# WHAT IS ASKED
Will you quote all of the entries, word for word?

* start SUPPLIED MATERIAL *

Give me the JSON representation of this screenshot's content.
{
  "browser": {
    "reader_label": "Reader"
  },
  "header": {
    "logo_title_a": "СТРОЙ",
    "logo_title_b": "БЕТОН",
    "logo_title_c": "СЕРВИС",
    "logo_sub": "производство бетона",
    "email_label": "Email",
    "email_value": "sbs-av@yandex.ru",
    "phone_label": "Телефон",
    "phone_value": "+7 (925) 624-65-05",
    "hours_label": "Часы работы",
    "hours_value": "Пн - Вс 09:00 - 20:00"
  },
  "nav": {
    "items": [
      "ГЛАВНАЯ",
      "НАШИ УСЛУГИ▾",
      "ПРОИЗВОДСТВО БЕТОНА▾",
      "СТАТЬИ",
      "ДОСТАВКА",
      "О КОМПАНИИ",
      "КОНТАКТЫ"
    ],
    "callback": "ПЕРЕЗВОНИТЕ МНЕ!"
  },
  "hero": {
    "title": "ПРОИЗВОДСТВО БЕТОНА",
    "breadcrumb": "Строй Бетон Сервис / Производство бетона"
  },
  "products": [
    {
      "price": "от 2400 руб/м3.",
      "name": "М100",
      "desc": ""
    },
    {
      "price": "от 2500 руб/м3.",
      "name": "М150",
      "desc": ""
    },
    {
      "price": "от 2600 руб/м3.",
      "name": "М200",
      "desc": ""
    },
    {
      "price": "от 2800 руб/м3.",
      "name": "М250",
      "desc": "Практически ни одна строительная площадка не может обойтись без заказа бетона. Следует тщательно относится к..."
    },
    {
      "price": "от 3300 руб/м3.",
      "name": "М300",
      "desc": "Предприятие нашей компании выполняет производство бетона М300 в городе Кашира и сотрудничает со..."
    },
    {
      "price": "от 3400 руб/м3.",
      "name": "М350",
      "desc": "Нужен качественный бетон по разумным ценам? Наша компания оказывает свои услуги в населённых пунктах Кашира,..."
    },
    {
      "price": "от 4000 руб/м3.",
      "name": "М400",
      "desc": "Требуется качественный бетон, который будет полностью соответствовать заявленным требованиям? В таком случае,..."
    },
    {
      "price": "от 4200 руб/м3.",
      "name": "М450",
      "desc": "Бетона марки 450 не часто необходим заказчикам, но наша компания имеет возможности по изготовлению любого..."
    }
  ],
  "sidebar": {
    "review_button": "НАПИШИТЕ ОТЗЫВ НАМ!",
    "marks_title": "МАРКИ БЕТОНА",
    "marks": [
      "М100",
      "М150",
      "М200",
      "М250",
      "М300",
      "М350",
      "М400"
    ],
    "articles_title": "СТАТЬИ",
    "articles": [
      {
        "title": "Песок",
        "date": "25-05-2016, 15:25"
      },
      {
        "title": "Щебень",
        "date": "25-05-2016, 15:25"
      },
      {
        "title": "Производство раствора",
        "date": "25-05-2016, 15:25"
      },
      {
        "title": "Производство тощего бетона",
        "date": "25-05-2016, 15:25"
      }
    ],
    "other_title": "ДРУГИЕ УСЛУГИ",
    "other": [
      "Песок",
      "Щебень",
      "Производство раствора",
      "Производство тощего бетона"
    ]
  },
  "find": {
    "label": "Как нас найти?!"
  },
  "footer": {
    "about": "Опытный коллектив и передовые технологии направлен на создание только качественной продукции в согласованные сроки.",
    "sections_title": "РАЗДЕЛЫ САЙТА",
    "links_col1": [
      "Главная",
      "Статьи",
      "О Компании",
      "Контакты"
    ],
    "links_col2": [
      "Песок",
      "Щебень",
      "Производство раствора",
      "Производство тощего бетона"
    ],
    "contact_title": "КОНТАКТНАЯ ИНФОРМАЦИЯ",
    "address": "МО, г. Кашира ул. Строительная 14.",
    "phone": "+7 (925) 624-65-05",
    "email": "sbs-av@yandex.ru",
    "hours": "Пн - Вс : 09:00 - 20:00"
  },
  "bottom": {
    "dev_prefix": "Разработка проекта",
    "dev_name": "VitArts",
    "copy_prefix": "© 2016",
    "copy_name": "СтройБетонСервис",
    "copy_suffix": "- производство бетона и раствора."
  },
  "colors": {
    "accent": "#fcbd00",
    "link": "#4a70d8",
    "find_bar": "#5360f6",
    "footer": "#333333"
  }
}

* end SUPPLIED MATERIAL *

# SOLUTION TO THE EXERCISE
Give me the JSON representation of this screenshot's content.
{
  "browser": {
    "reader_label": "Reader"
  },
  "header": {
    "logo_title_a": "СТРОЙ",
    "logo_title_b": "БЕТОН",
    "logo_title_c": "СЕРВИС",
    "logo_sub": "производство бетона",
    "email_label": "Email",
    "email_value": "sbs-av@yandex.ru",
    "phone_label": "Телефон",
    "phone_value": "+7 (925) 624-65-05",
    "hours_label": "Часы работы",
    "hours_value": "Пн - Вс 09:00 - 20:00"
  },
  "nav": {
    "items": [
      "ГЛАВНАЯ",
      "НАШИ УСЛУГИ▾",
      "ПРОИЗВОДСТВО БЕТОНА▾",
      "СТАТЬИ",
      "ДОСТАВКА",
      "О КОМПАНИИ",
      "КОНТАКТЫ"
    ],
    "callback": "ПЕРЕЗВОНИТЕ МНЕ!"
  },
  "hero": {
    "title": "ПРОИЗВОДСТВО БЕТОНА",
    "breadcrumb": "Строй Бетон Сервис / Производство бетона"
  },
  "products": [
    {
      "price": "от 2400 руб/м3.",
      "name": "М100",
      "desc": ""
    },
    {
      "price": "от 2500 руб/м3.",
      "name": "М150",
      "desc": ""
    },
    {
      "price": "от 2600 руб/м3.",
      "name": "М200",
      "desc": ""
    },
    {
      "price": "от 2800 руб/м3.",
      "name": "М250",
      "desc": "Практически ни одна строительная площадка не может обойтись без заказа бетона. Следует тщательно относится к..."
    },
    {
      "price": "от 3300 руб/м3.",
      "name": "М300",
      "desc": "Предприятие нашей компании выполняет производство бетона М300 в городе Кашира и сотрудничает со..."
    },
    {
      "price": "от 3400 руб/м3.",
      "name": "М350",
      "desc": "Нужен качественный бетон по разумным ценам? Наша компания оказывает свои услуги в населённых пунктах Кашира,..."
    },
    {
      "price": "от 4000 руб/м3.",
      "name": "М400",
      "desc": "Требуется качественный бетон, который будет полностью соответствовать заявленным требованиям? В таком случае,..."
    },
    {
      "price": "от 4200 руб/м3.",
      "name": "М450",
      "desc": "Бетона марки 450 не часто необходим заказчикам, но наша компания имеет возможности по изготовлению любого..."
    }
  ],
  "sidebar": {
    "review_button": "НАПИШИТЕ ОТЗЫВ НАМ!",
    "marks_title": "МАРКИ БЕТОНА",
    "marks": [
      "М100",
      "М150",
      "М200",
      "М250",
      "М300",
      "М350",
      "М400"
    ],
    "articles_title": "СТАТЬИ",
    "articles": [
      {
        "title": "Песок",
        "date": "25-05-2016, 15:25"
      },
      {
        "title": "Щебень",
        "date": "25-05-2016, 15:25"
      },
      {
        "title": "Производство раствора",
        "date": "25-05-2016, 15:25"
      },
      {
        "title": "Производство тощего бетона",
        "date": "25-05-2016, 15:25"
      }
    ],
    "other_title": "ДРУГИЕ УСЛУГИ",
    "other": [
      "Песок",
      "Щебень",
      "Производство раствора",
      "Производство тощего бетона"
    ]
  },
  "find": {
    "label": "Как нас найти?!"
  },
  "footer": {
    "about": "Опытный коллектив и передовые технологии направлен на создание только качественной продукции в согласованные сроки.",
    "sections_title": "РАЗДЕЛЫ САЙТА",
    "links_col1": [
      "Главная",
      "Статьи",
      "О Компании",
      "Контакты"
    ],
    "links_col2": [
      "Песок",
      "Щебень",
      "Производство раствора",
      "Производство тощего бетона"
    ],
    "contact_title": "КОНТАКТНАЯ ИНФОРМАЦИЯ",
    "address": "МО, г. Кашира ул. Строительная 14.",
    "phone": "+7 (925) 624-65-05",
    "email": "sbs-av@yandex.ru",
    "hours": "Пн - Вс : 09:00 - 20:00"
  },
  "bottom": {
    "dev_prefix": "Разработка проекта",
    "dev_name": "VitArts",
    "copy_prefix": "© 2016",
    "copy_name": "СтройБетонСервис",
    "copy_suffix": "- производство бетона и раствора."
  },
  "colors": {
    "accent": "#fcbd00",
    "link": "#4a70d8",
    "find_bar": "#5360f6",
    "footer": "#333333"
  }
}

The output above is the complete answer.